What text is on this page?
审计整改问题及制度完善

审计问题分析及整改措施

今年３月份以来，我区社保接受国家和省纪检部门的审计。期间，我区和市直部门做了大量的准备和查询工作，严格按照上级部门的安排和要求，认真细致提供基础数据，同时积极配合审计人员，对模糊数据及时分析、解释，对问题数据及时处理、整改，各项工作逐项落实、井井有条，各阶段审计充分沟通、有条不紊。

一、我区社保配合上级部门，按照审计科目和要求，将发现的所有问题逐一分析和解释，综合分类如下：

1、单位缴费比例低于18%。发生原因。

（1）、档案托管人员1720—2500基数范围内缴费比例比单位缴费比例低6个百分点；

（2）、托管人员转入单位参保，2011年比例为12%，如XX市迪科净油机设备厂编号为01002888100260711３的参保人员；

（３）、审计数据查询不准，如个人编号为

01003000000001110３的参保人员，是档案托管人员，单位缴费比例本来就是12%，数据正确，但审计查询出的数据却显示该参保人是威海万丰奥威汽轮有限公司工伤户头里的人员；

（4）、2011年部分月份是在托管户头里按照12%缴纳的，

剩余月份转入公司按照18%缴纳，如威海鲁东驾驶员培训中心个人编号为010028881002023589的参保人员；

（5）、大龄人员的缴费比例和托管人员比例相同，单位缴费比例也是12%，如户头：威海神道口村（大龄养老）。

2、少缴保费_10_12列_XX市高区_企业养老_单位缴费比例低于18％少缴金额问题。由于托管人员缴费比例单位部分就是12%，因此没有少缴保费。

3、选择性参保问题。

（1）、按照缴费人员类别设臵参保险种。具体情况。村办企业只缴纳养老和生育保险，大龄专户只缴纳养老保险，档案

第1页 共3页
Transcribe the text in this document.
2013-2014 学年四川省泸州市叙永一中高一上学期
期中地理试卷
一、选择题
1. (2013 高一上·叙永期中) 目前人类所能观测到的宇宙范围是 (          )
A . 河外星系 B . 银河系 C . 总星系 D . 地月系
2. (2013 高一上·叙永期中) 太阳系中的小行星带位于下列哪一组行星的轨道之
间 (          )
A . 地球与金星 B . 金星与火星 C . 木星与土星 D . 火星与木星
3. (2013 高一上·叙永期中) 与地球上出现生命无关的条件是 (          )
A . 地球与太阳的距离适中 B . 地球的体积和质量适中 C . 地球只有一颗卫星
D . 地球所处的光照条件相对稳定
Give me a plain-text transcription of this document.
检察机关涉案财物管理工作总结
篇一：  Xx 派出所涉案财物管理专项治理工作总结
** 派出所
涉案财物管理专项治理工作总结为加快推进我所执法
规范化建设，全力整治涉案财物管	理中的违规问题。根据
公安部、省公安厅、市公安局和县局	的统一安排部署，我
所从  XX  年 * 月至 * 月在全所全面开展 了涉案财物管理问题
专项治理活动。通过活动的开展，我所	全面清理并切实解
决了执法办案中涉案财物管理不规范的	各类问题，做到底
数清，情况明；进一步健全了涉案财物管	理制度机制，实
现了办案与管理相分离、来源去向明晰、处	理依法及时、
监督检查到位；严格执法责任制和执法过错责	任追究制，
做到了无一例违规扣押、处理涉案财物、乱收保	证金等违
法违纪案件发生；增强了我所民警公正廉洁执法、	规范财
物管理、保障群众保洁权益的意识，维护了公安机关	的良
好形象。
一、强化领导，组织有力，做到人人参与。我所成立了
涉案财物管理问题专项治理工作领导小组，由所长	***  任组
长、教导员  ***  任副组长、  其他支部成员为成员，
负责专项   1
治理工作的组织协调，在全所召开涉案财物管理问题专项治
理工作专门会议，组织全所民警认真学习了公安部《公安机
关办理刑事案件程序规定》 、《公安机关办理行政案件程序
══════════
- [Required work]:
Please repeat all the records above exactly as they appear.

- [Solution to the exercise]:
What text is on this page?
审计整改问题及制度完善

审计问题分析及整改措施

今年３月份以来，我区社保接受国家和省纪检部门的审计。期间，我区和市直部门做了大量的准备和查询工作，严格按照上级部门的安排和要求，认真细致提供基础数据，同时积极配合审计人员，对模糊数据及时分析、解释，对问题数据及时处理、整改，各项工作逐项落实、井井有条，各阶段审计充分沟通、有条不紊。

一、我区社保配合上级部门，按照审计科目和要求，将发现的所有问题逐一分析和解释，综合分类如下：

1、单位缴费比例低于18%。发生原因。

（1）、档案托管人员1720—2500基数范围内缴费比例比单位缴费比例低6个百分点；

（2）、托管人员转入单位参保，2011年比例为12%，如XX市迪科净油机设备厂编号为01002888100260711３的参保人员；

（３）、审计数据查询不准，如个人编号为

01003000000001110３的参保人员，是档案托管人员，单位缴费比例本来就是12%，数据正确，但审计查询出的数据却显示该参保人是威海万丰奥威汽轮有限公司工伤户头里的人员；

（4）、2011年部分月份是在托管户头里按照12%缴纳的，

剩余月份转入公司按照18%缴纳，如威海鲁东驾驶员培训中心个人编号为010028881002023589的参保人员；

（5）、大龄人员的缴费比例和托管人员比例相同，单位缴费比例也是12%，如户头：威海神道口村（大龄养老）。

2、少缴保费_10_12列_XX市高区_企业养老_单位缴费比例低于18％少缴金额问题。由于托管人员缴费比例单位部分就是12%，因此没有少缴保费。

3、选择性参保问题。

（1）、按照缴费人员类别设臵参保险种。具体情况。村办企业只缴纳养老和生育保险，大龄专户只缴纳养老保险，档案

第1页 共3页
Transcribe the text in this document.
2013-2014 学年四川省泸州市叙永一中高一上学期
期中地理试卷
一、选择题
1. (2013 高一上·叙永期中) 目前人类所能观测到的宇宙范围是 (          )
A . 河外星系 B . 银河系 C . 总星系 D . 地月系
2. (2013 高一上·叙永期中) 太阳系中的小行星带位于下列哪一组行星的轨道之
间 (          )
A . 地球与金星 B . 金星与火星 C . 木星与土星 D . 火星与木星
3. (2013 高一上·叙永期中) 与地球上出现生命无关的条件是 (          )
A . 地球与太阳的距离适中 B . 地球的体积和质量适中 C . 地球只有一颗卫星
D . 地球所处的光照条件相对稳定
Give me a plain-text transcription of this document.
检察机关涉案财物管理工作总结
篇一：  Xx 派出所涉案财物管理专项治理工作总结
** 派出所
涉案财物管理专项治理工作总结为加快推进我所执法
规范化建设，全力整治涉案财物管	理中的违规问题。根据
公安部、省公安厅、市公安局和县局	的统一安排部署，我
所从  XX  年 * 月至 * 月在全所全面开展 了涉案财物管理问题
专项治理活动。通过活动的开展，我所	全面清理并切实解
决了执法办案中涉案财物管理不规范的	各类问题，做到底
数清，情况明；进一步健全了涉案财物管	理制度机制，实
现了办案与管理相分离、来源去向明晰、处	理依法及时、
监督检查到位；严格执法责任制和执法过错责	任追究制，
做到了无一例违规扣押、处理涉案财物、乱收保	证金等违
法违纪案件发生；增强了我所民警公正廉洁执法、	规范财
物管理、保障群众保洁权益的意识，维护了公安机关	的良
好形象。
一、强化领导，组织有力，做到人人参与。我所成立了
涉案财物管理问题专项治理工作领导小组，由所长	***  任组
长、教导员  ***  任副组长、  其他支部成员为成员，
负责专项   1
治理工作的组织协调，在全所召开涉案财物管理问题专项治
理工作专门会议，组织全所民警认真学习了公安部《公安机
关办理刑事案件程序规定》 、《公安机关办理行政案件程序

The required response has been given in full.